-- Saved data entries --
+ + + + +

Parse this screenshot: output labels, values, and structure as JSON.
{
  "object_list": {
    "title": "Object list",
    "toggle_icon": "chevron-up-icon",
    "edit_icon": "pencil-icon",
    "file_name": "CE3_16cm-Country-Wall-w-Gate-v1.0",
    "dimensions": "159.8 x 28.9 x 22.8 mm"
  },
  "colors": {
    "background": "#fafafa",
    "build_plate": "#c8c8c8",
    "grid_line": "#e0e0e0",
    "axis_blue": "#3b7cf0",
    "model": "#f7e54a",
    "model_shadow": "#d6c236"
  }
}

+ + + + +

-- To be done --
Repeat the entries above exactly, leaving nothing out.

-- Answer to this problem --
Parse this screenshot: output labels, values, and structure as JSON.
{
  "object_list": {
    "title": "Object list",
    "toggle_icon": "chevron-up-icon",
    "edit_icon": "pencil-icon",
    "file_name": "CE3_16cm-Country-Wall-w-Gate-v1.0",
    "dimensions": "159.8 x 28.9 x 22.8 mm"
  },
  "colors": {
    "background": "#fafafa",
    "build_plate": "#c8c8c8",
    "grid_line": "#e0e0e0",
    "axis_blue": "#3b7cf0",
    "model": "#f7e54a",
    "model_shadow": "#d6c236"
  }
}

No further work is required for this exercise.